- Do this: Each line of the material below that holds the word "endothermic" needs to be copied.

Figure collection entries:
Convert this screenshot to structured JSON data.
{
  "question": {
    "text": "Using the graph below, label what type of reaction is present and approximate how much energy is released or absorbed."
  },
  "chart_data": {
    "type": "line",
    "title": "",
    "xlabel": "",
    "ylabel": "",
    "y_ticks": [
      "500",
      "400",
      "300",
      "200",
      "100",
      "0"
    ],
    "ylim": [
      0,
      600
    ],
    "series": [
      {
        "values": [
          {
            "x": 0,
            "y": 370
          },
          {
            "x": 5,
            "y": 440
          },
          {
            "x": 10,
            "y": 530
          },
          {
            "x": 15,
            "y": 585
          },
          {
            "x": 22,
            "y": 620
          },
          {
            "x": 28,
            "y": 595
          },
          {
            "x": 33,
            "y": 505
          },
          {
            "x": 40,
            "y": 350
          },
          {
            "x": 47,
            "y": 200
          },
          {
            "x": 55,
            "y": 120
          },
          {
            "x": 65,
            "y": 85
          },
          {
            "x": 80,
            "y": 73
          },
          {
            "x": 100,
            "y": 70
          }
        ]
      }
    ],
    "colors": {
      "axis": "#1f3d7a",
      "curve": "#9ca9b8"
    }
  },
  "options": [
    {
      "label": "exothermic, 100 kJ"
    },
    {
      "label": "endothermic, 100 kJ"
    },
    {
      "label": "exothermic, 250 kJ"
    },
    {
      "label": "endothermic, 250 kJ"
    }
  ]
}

---

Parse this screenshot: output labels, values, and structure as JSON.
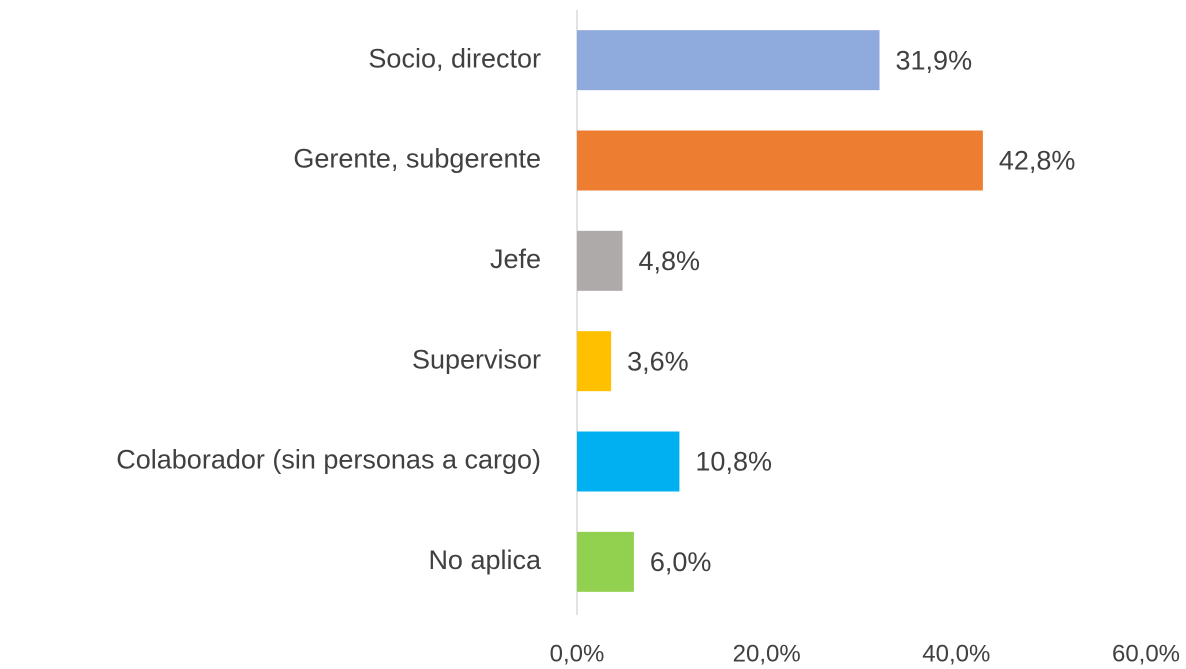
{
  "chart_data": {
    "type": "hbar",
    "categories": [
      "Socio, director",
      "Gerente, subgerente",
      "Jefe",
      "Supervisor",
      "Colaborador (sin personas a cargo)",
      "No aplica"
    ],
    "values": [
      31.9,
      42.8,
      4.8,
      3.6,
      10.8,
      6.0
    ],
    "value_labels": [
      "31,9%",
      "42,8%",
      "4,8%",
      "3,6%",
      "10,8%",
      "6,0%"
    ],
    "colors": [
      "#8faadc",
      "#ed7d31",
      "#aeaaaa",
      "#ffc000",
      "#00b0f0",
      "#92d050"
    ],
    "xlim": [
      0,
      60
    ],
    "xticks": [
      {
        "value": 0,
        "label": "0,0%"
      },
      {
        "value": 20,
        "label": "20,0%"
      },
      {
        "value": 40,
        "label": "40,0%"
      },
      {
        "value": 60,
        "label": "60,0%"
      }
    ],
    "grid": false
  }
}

- The result:
      "label": "endothermic, 100 kJ"
      "label": "endothermic, 250 kJ"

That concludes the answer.